> [Material]:
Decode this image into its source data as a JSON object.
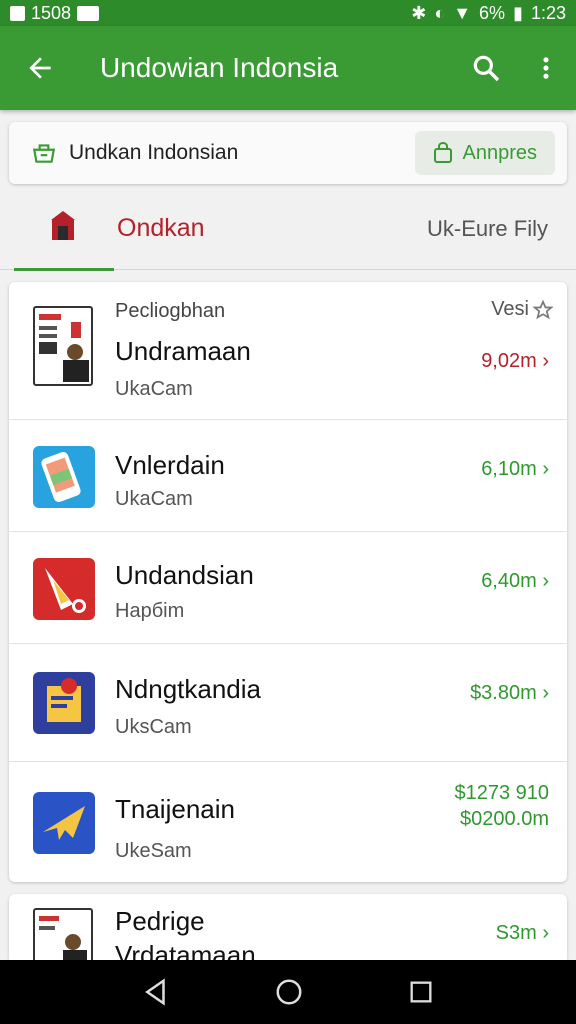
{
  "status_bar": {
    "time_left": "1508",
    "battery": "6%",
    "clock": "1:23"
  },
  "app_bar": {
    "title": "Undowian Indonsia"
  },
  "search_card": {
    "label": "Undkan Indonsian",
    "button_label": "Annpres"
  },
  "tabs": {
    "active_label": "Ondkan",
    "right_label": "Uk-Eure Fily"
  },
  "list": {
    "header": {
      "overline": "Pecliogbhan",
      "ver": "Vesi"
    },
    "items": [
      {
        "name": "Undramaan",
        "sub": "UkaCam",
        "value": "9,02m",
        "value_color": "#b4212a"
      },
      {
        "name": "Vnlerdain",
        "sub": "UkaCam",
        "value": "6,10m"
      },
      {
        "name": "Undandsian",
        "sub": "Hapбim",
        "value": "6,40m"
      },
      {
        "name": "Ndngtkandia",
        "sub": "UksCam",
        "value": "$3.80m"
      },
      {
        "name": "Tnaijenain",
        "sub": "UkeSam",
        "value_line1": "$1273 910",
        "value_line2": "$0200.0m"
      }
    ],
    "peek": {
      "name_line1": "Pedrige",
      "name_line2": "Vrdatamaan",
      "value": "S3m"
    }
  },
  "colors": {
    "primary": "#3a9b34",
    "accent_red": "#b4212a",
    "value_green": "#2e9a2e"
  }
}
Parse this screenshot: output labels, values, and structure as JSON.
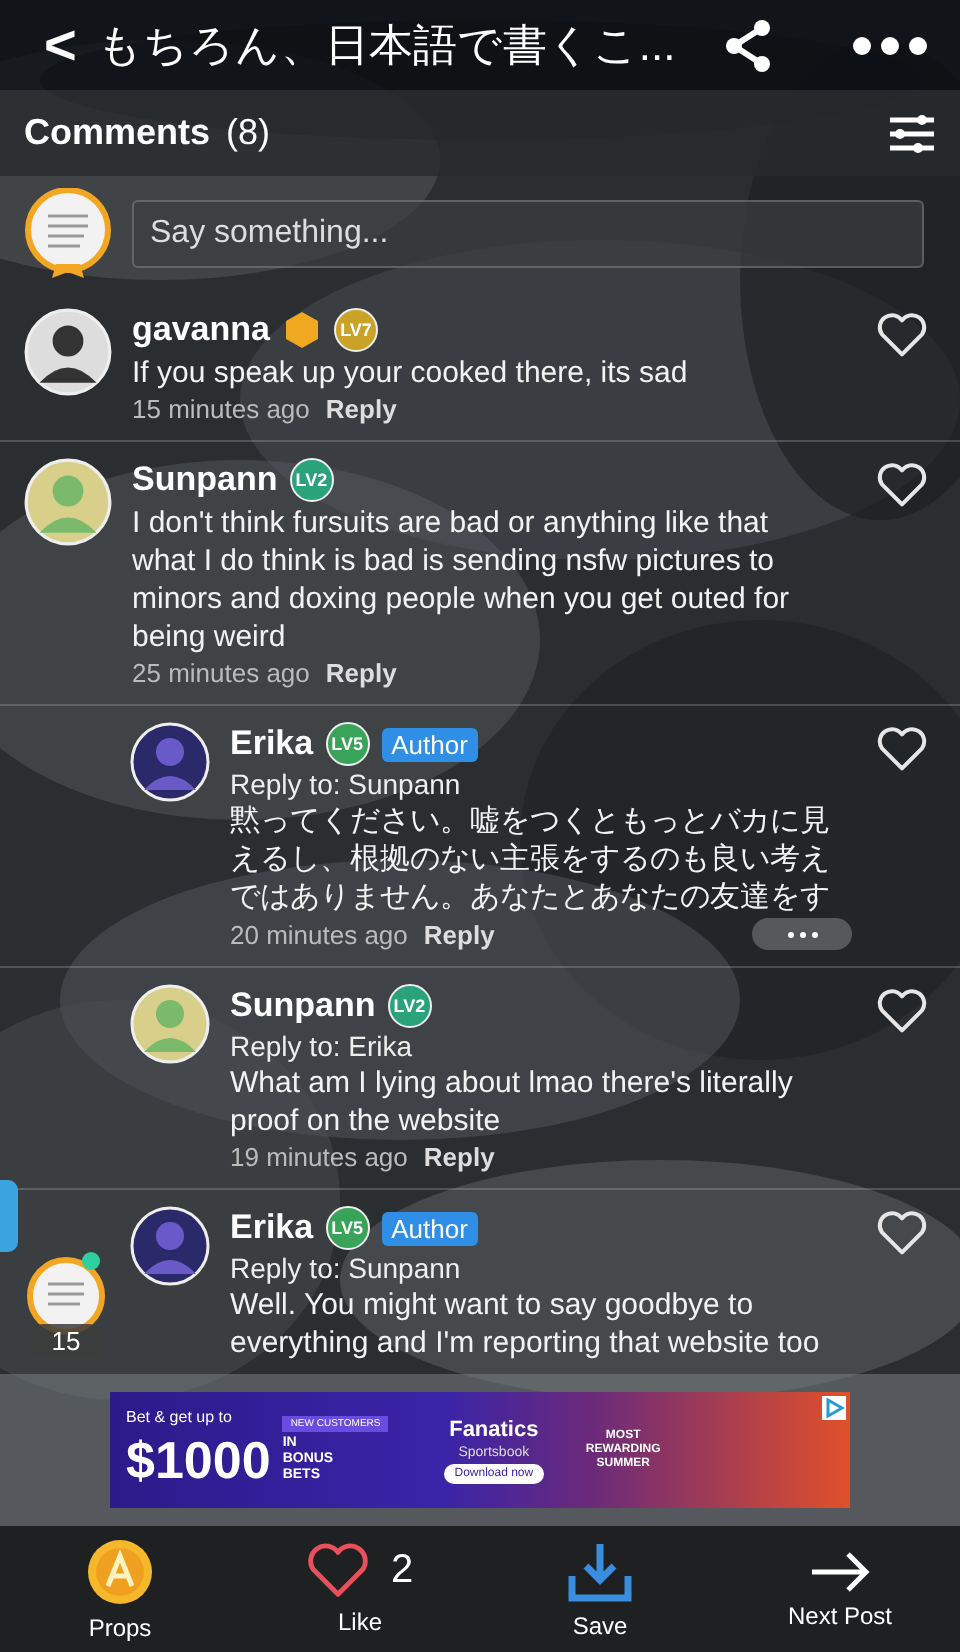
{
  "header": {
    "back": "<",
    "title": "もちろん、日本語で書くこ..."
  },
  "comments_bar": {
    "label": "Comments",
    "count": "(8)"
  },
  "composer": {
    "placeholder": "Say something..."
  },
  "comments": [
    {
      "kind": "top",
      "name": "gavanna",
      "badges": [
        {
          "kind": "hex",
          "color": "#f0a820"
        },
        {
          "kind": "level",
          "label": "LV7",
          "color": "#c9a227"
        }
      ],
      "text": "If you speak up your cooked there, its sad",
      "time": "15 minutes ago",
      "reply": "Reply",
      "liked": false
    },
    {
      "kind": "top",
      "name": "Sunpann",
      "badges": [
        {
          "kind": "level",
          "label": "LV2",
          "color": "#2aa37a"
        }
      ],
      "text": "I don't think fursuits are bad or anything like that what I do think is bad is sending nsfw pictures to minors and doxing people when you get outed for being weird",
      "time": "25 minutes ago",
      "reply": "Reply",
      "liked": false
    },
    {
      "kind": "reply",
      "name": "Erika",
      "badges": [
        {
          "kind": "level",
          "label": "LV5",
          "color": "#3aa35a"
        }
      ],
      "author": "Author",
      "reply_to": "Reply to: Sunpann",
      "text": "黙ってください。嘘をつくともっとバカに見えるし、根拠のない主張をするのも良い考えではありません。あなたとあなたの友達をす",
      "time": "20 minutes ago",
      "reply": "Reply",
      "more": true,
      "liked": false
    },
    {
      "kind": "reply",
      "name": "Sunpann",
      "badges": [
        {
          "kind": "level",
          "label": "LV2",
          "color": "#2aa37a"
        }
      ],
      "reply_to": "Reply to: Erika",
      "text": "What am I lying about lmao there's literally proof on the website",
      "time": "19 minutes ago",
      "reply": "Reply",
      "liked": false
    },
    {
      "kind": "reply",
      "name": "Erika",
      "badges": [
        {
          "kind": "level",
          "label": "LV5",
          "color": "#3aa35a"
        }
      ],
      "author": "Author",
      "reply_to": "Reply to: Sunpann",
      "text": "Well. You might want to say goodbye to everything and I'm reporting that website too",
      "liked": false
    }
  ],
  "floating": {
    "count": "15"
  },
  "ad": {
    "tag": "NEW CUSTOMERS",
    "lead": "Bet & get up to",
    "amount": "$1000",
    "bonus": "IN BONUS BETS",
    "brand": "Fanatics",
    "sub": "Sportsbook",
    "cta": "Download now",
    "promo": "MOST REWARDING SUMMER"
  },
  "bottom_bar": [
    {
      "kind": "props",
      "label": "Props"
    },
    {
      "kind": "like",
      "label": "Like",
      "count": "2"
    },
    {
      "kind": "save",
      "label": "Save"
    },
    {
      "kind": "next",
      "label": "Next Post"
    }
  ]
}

> [Set exercise]:
Every line of the data should be copied as it stands, without the images.

> [Answer to this exercise]:
Decode this image into its source data as a JSON object.
{
  "status_bar": {
    "time_left": "1508",
    "battery": "6%",
    "clock": "1:23"
  },
  "app_bar": {
    "title": "Undowian Indonsia"
  },
  "search_card": {
    "label": "Undkan Indonsian",
    "button_label": "Annpres"
  },
  "tabs": {
    "active_label": "Ondkan",
    "right_label": "Uk-Eure Fily"
  },
  "list": {
    "header": {
      "overline": "Pecliogbhan",
      "ver": "Vesi"
    },
    "items": [
      {
        "name": "Undramaan",
        "sub": "UkaCam",
        "value": "9,02m",
        "value_color": "#b4212a"
      },
      {
        "name": "Vnlerdain",
        "sub": "UkaCam",
        "value": "6,10m"
      },
      {
        "name": "Undandsian",
        "sub": "Hapбim",
        "value": "6,40m"
      },
      {
        "name": "Ndngtkandia",
        "sub": "UksCam",
        "value": "$3.80m"
      },
      {
        "name": "Tnaijenain",
        "sub": "UkeSam",
        "value_line1": "$1273 910",
        "value_line2": "$0200.0m"
      }
    ],
    "peek": {
      "name_line1": "Pedrige",
      "name_line2": "Vrdatamaan",
      "value": "S3m"
    }
  },
  "colors": {
    "primary": "#3a9b34",
    "accent_red": "#b4212a",
    "value_green": "#2e9a2e"
  }
}
Parse this screenshot: output labels, values, and structure as JSON.
{
  "header": {
    "back": "<",
    "title": "もちろん、日本語で書くこ..."
  },
  "comments_bar": {
    "label": "Comments",
    "count": "(8)"
  },
  "composer": {
    "placeholder": "Say something..."
  },
  "comments": [
    {
      "kind": "top",
      "name": "gavanna",
      "badges": [
        {
          "kind": "hex",
          "color": "#f0a820"
        },
        {
          "kind": "level",
          "label": "LV7",
          "color": "#c9a227"
        }
      ],
      "text": "If you speak up your cooked there, its sad",
      "time": "15 minutes ago",
      "reply": "Reply",
      "liked": false
    },
    {
      "kind": "top",
      "name": "Sunpann",
      "badges": [
        {
          "kind": "level",
          "label": "LV2",
          "color": "#2aa37a"
        }
      ],
      "text": "I don't think fursuits are bad or anything like that what I do think is bad is sending nsfw pictures to minors and doxing people when you get outed for being weird",
      "time": "25 minutes ago",
      "reply": "Reply",
      "liked": false
    },
    {
      "kind": "reply",
      "name": "Erika",
      "badges": [
        {
          "kind": "level",
          "label": "LV5",
          "color": "#3aa35a"
        }
      ],
      "author": "Author",
      "reply_to": "Reply to: Sunpann",
      "text": "黙ってください。嘘をつくともっとバカに見えるし、根拠のない主張をするのも良い考えではありません。あなたとあなたの友達をす",
      "time": "20 minutes ago",
      "reply": "Reply",
      "more": true,
      "liked": false
    },
    {
      "kind": "reply",
      "name": "Sunpann",
      "badges": [
        {
          "kind": "level",
          "label": "LV2",
          "color": "#2aa37a"
        }
      ],
      "reply_to": "Reply to: Erika",
      "text": "What am I lying about lmao there's literally proof on the website",
      "time": "19 minutes ago",
      "reply": "Reply",
      "liked": false
    },
    {
      "kind": "reply",
      "name": "Erika",
      "badges": [
        {
          "kind": "level",
          "label": "LV5",
          "color": "#3aa35a"
        }
      ],
      "author": "Author",
      "reply_to": "Reply to: Sunpann",
      "text": "Well. You might want to say goodbye to everything and I'm reporting that website too",
      "liked": false
    }
  ],
  "floating": {
    "count": "15"
  },
  "ad": {
    "tag": "NEW CUSTOMERS",
    "lead": "Bet & get up to",
    "amount": "$1000",
    "bonus": "IN BONUS BETS",
    "brand": "Fanatics",
    "sub": "Sportsbook",
    "cta": "Download now",
    "promo": "MOST REWARDING SUMMER"
  },
  "bottom_bar": [
    {
      "kind": "props",
      "label": "Props"
    },
    {
      "kind": "like",
      "label": "Like",
      "count": "2"
    },
    {
      "kind": "save",
      "label": "Save"
    },
    {
      "kind": "next",
      "label": "Next Post"
    }
  ]
}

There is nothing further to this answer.